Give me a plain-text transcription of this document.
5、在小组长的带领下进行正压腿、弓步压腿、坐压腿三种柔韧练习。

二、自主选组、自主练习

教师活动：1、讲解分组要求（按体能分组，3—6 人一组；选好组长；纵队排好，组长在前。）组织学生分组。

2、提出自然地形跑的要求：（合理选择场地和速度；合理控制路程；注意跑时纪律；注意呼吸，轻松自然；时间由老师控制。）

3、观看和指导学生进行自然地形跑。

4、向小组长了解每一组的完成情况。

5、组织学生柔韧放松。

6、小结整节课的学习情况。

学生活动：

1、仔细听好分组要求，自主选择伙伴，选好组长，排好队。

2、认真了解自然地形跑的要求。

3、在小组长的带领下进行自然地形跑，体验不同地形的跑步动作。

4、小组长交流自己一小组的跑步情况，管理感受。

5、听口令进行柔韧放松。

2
* * *
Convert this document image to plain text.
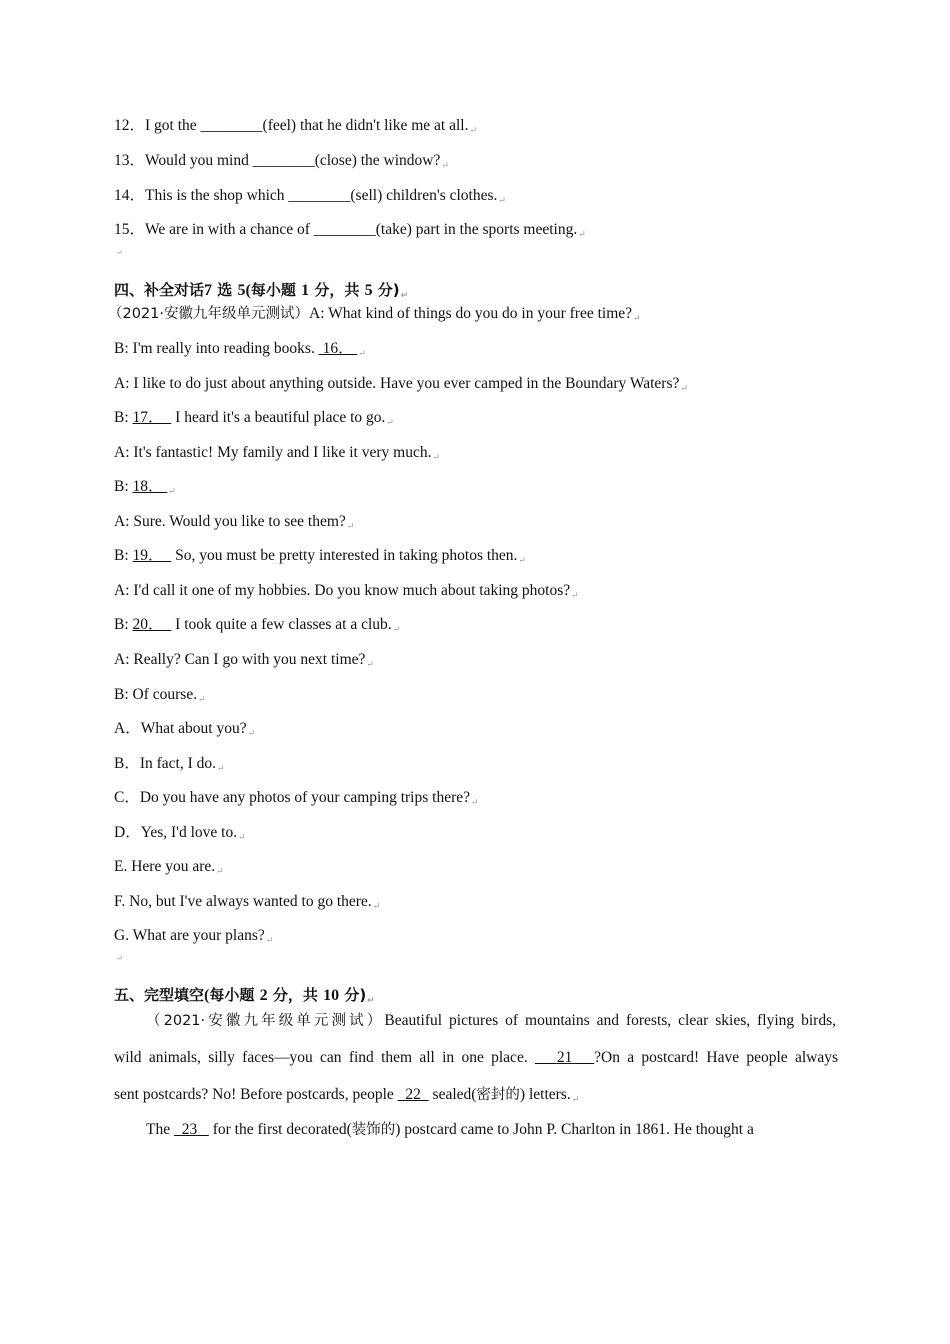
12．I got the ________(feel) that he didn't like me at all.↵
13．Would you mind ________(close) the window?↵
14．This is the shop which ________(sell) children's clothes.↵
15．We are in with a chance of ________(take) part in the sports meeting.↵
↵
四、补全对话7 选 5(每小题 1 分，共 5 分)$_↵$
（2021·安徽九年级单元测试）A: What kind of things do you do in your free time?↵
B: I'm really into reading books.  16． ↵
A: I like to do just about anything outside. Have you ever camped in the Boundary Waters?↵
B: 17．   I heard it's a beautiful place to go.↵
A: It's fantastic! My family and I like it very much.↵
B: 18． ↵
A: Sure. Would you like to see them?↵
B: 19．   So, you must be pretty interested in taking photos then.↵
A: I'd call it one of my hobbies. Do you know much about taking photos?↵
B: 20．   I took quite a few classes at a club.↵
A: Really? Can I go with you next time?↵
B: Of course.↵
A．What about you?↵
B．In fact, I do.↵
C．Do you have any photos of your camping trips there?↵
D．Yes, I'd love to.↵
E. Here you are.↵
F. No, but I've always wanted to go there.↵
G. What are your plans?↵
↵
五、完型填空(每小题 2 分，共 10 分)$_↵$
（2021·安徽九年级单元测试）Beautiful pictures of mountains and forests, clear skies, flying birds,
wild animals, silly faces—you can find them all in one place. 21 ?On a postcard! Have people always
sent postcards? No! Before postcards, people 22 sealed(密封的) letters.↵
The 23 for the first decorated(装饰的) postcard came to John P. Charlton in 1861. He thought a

## Set task
For the records above, state how many lines include the string "your", giving the number and nothing else.

## Task solution
3